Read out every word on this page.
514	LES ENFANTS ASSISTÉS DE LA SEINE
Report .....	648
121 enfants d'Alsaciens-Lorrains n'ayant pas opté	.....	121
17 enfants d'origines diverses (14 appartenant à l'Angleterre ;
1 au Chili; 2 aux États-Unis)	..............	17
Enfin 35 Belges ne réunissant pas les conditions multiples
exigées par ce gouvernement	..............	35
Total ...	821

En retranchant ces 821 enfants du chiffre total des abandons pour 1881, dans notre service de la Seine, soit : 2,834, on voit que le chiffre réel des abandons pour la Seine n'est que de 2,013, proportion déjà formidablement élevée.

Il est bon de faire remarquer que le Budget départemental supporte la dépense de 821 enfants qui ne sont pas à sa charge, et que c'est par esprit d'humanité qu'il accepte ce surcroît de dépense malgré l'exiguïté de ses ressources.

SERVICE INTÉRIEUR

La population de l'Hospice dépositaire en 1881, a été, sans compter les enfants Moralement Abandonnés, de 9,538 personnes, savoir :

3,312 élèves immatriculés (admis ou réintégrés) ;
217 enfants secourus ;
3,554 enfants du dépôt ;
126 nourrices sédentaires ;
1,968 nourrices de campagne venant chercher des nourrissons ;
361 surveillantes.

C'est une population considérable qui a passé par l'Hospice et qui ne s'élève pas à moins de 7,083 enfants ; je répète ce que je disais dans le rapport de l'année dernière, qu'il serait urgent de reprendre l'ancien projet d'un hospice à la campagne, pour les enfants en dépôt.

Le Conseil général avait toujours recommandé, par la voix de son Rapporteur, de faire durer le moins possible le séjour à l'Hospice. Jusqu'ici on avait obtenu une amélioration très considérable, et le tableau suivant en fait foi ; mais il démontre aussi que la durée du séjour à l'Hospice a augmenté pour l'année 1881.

** Task instructions **
Repeat the entries shown above, every one, word for word.

** Right answer **
Read out every word on this page.
514	LES ENFANTS ASSISTÉS DE LA SEINE
Report .....	648
121 enfants d'Alsaciens-Lorrains n'ayant pas opté	.....	121
17 enfants d'origines diverses (14 appartenant à l'Angleterre ;
1 au Chili; 2 aux États-Unis)	..............	17
Enfin 35 Belges ne réunissant pas les conditions multiples
exigées par ce gouvernement	..............	35
Total ...	821

En retranchant ces 821 enfants du chiffre total des abandons pour 1881, dans notre service de la Seine, soit : 2,834, on voit que le chiffre réel des abandons pour la Seine n'est que de 2,013, proportion déjà formidablement élevée.

Il est bon de faire remarquer que le Budget départemental supporte la dépense de 821 enfants qui ne sont pas à sa charge, et que c'est par esprit d'humanité qu'il accepte ce surcroît de dépense malgré l'exiguïté de ses ressources.

SERVICE INTÉRIEUR

La population de l'Hospice dépositaire en 1881, a été, sans compter les enfants Moralement Abandonnés, de 9,538 personnes, savoir :

3,312 élèves immatriculés (admis ou réintégrés) ;
217 enfants secourus ;
3,554 enfants du dépôt ;
126 nourrices sédentaires ;
1,968 nourrices de campagne venant chercher des nourrissons ;
361 surveillantes.

C'est une population considérable qui a passé par l'Hospice et qui ne s'élève pas à moins de 7,083 enfants ; je répète ce que je disais dans le rapport de l'année dernière, qu'il serait urgent de reprendre l'ancien projet d'un hospice à la campagne, pour les enfants en dépôt.

Le Conseil général avait toujours recommandé, par la voix de son Rapporteur, de faire durer le moins possible le séjour à l'Hospice. Jusqu'ici on avait obtenu une amélioration très considérable, et le tableau suivant en fait foi ; mais il démontre aussi que la durée du séjour à l'Hospice a augmenté pour l'année 1881.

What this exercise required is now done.